# Work instructions:
How many lines of the entries below include the word "hint"? Answer with the number alone.

# Stored rows:
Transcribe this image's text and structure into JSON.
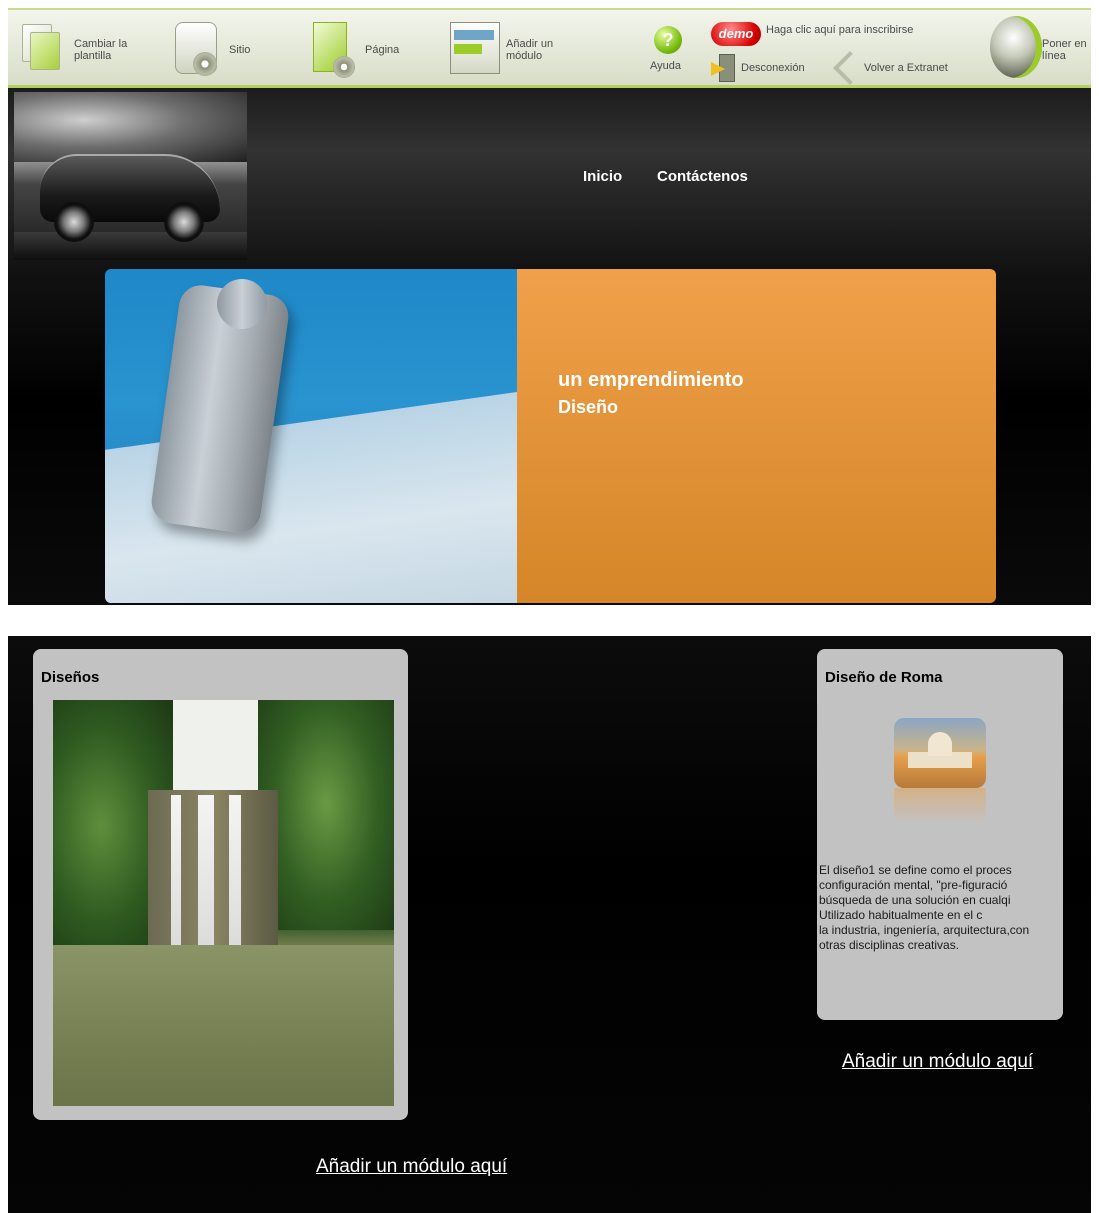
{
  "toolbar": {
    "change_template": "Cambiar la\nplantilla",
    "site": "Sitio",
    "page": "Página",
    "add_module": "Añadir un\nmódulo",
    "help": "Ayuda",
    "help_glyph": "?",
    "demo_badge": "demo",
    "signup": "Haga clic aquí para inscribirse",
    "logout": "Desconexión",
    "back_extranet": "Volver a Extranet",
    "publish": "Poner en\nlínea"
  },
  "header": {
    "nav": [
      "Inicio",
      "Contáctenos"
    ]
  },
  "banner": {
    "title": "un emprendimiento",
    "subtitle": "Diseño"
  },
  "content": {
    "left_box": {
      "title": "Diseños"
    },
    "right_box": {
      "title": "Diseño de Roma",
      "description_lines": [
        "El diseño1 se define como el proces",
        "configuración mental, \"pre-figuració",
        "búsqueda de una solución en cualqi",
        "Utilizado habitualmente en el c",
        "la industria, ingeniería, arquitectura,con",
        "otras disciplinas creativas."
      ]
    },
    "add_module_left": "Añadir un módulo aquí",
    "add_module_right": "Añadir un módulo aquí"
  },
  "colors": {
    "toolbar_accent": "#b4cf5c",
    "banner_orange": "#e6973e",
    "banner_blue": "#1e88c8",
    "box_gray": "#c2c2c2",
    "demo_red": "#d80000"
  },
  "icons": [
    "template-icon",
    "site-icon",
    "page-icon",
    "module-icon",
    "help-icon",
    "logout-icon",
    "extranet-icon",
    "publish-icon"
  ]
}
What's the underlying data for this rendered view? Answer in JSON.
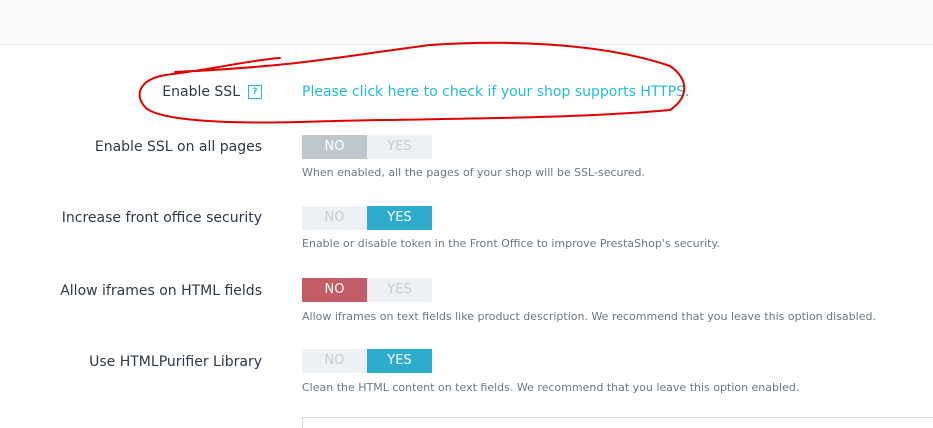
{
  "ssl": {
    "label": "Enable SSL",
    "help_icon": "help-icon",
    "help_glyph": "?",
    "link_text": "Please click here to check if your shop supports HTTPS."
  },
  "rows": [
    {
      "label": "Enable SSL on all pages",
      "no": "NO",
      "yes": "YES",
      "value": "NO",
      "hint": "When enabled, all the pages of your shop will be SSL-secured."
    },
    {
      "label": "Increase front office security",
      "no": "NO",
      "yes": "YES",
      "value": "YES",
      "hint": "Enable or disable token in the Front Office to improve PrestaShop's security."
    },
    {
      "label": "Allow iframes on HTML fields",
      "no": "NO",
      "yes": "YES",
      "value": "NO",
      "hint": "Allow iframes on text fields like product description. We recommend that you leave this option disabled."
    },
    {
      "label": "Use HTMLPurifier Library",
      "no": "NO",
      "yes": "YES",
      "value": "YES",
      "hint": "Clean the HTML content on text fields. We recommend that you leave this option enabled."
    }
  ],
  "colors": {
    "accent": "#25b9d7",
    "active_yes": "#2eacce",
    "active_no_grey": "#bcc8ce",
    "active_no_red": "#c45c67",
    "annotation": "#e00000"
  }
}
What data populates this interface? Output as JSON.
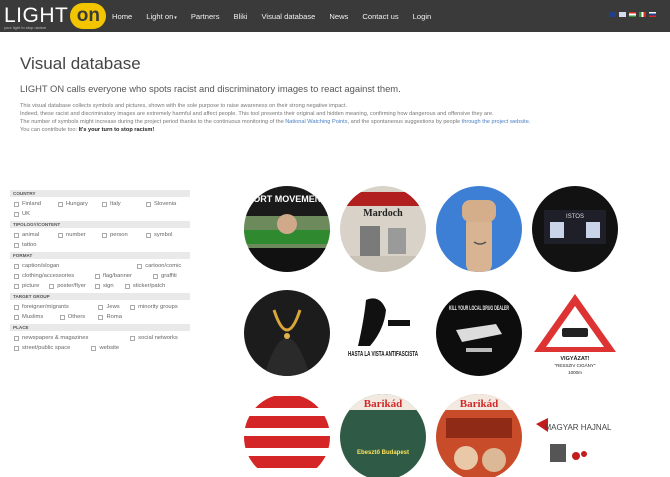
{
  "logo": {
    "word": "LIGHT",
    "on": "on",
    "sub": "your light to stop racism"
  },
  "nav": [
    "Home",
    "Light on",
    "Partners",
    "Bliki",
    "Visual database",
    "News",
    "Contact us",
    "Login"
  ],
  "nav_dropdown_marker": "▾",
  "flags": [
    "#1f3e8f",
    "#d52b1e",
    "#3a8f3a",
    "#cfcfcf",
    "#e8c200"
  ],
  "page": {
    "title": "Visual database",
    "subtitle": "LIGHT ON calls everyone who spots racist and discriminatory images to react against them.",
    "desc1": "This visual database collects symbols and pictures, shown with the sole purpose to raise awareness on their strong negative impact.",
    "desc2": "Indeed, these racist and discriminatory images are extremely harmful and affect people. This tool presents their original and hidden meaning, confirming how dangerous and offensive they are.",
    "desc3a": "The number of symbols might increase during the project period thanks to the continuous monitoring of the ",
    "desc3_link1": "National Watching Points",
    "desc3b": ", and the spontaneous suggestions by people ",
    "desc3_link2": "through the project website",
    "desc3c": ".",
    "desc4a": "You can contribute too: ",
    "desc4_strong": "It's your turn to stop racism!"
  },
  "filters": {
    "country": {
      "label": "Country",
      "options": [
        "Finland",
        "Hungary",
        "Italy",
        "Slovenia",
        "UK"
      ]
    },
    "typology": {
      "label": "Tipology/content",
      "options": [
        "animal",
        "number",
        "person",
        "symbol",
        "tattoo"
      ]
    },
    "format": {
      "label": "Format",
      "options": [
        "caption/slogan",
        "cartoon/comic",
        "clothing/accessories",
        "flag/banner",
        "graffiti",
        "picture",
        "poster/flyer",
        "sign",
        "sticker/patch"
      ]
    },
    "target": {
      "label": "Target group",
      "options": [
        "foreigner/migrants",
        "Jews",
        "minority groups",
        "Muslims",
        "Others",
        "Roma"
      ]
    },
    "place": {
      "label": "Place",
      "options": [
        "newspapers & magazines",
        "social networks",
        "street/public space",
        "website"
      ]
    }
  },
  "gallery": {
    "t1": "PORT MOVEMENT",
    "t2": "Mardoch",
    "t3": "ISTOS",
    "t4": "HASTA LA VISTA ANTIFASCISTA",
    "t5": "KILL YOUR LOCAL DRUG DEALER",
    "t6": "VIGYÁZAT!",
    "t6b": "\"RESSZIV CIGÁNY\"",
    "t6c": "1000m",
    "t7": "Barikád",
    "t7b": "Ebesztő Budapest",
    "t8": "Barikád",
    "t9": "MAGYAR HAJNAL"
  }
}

...

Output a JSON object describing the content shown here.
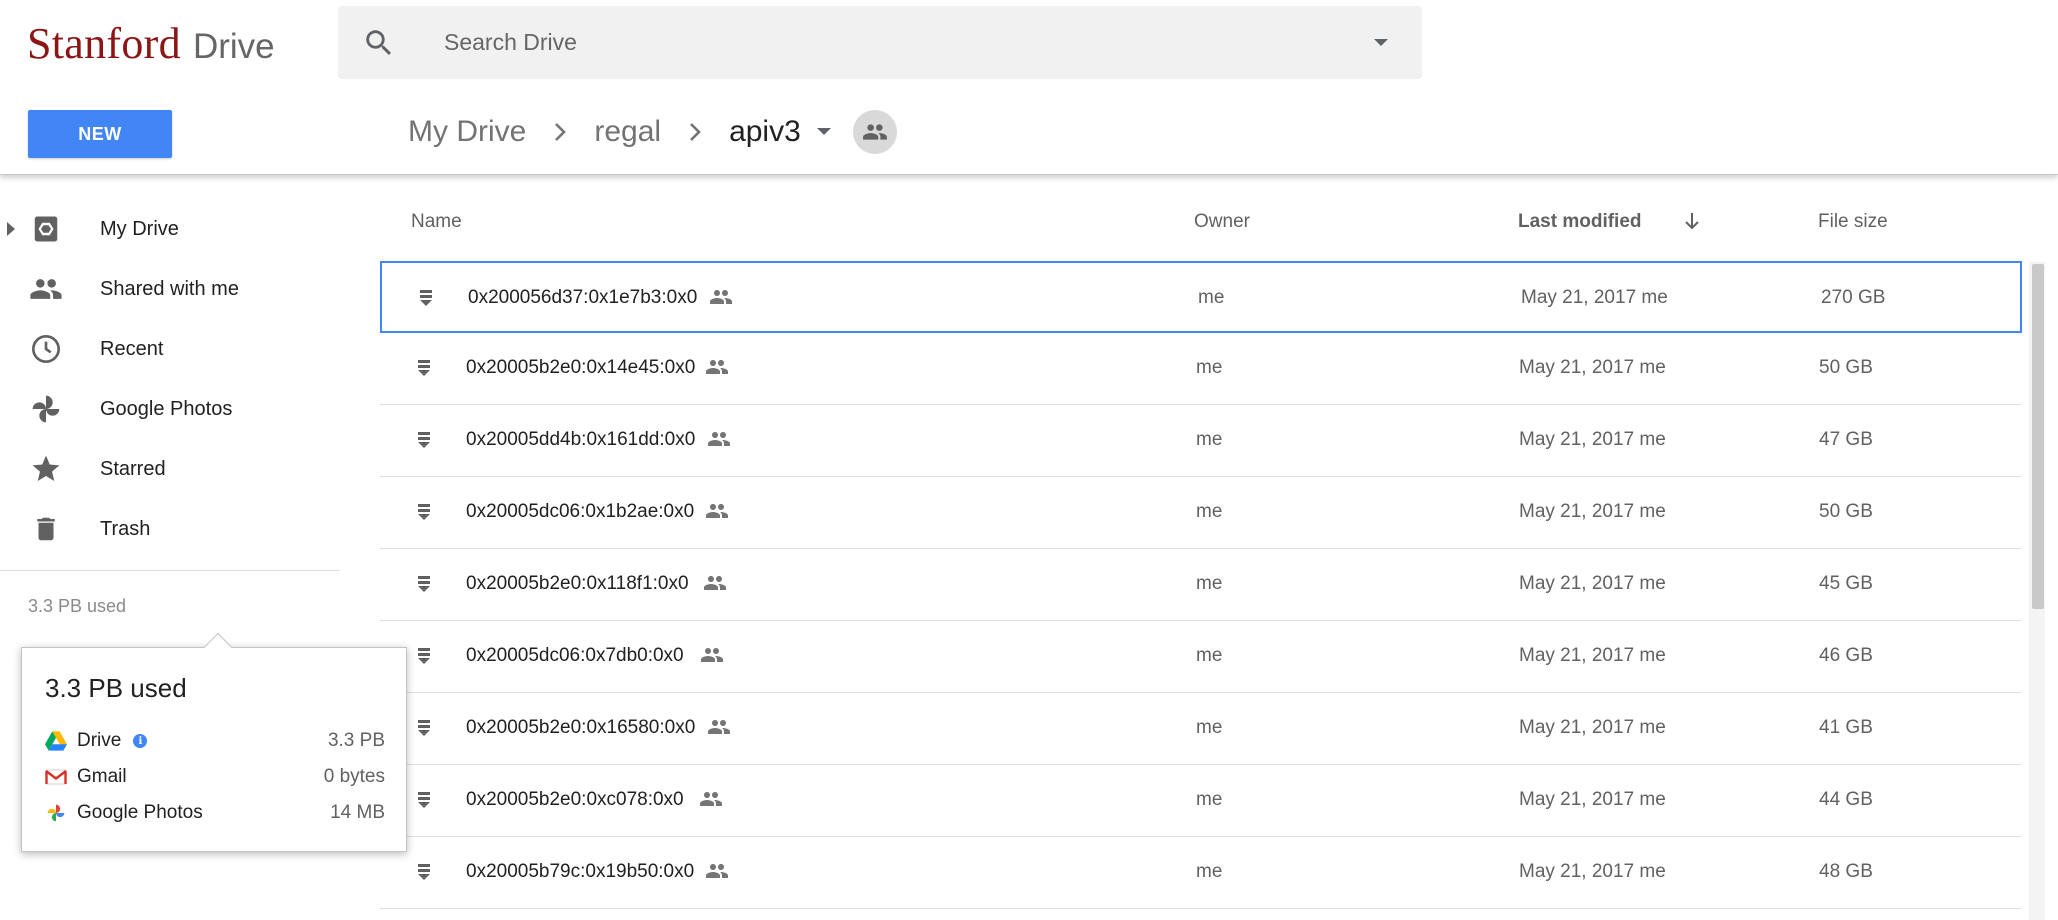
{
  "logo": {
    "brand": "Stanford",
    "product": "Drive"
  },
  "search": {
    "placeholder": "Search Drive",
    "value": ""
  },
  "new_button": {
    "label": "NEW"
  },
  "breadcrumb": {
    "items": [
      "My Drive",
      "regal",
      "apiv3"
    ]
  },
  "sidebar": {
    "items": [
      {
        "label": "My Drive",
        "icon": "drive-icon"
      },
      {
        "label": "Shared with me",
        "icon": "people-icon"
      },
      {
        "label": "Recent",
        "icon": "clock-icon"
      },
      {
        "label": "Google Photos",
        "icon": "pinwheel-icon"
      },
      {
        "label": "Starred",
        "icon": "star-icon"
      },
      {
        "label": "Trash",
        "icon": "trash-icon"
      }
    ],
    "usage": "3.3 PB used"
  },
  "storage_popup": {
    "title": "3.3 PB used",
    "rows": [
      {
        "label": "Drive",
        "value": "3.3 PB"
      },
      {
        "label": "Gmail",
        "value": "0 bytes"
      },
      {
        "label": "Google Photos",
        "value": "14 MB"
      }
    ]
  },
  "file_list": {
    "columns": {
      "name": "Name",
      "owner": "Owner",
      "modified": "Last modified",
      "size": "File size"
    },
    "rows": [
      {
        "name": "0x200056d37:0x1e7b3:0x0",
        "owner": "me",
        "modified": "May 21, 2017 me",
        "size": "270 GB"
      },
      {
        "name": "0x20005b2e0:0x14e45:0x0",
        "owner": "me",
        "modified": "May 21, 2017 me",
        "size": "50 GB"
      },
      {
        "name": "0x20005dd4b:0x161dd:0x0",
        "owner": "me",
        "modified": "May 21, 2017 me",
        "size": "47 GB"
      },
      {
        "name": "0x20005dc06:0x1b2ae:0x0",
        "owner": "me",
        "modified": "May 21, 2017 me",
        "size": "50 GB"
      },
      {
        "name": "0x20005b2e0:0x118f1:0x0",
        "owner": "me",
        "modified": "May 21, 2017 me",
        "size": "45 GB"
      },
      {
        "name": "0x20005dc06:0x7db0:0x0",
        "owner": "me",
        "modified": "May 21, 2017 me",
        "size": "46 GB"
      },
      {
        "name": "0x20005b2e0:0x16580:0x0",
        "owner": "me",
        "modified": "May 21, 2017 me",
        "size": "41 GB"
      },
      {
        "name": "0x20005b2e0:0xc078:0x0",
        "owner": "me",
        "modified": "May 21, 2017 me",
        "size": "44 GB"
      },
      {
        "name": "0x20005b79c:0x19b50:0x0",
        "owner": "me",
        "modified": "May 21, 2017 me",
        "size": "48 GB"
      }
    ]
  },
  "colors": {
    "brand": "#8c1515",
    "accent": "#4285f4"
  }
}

# Correct response:
4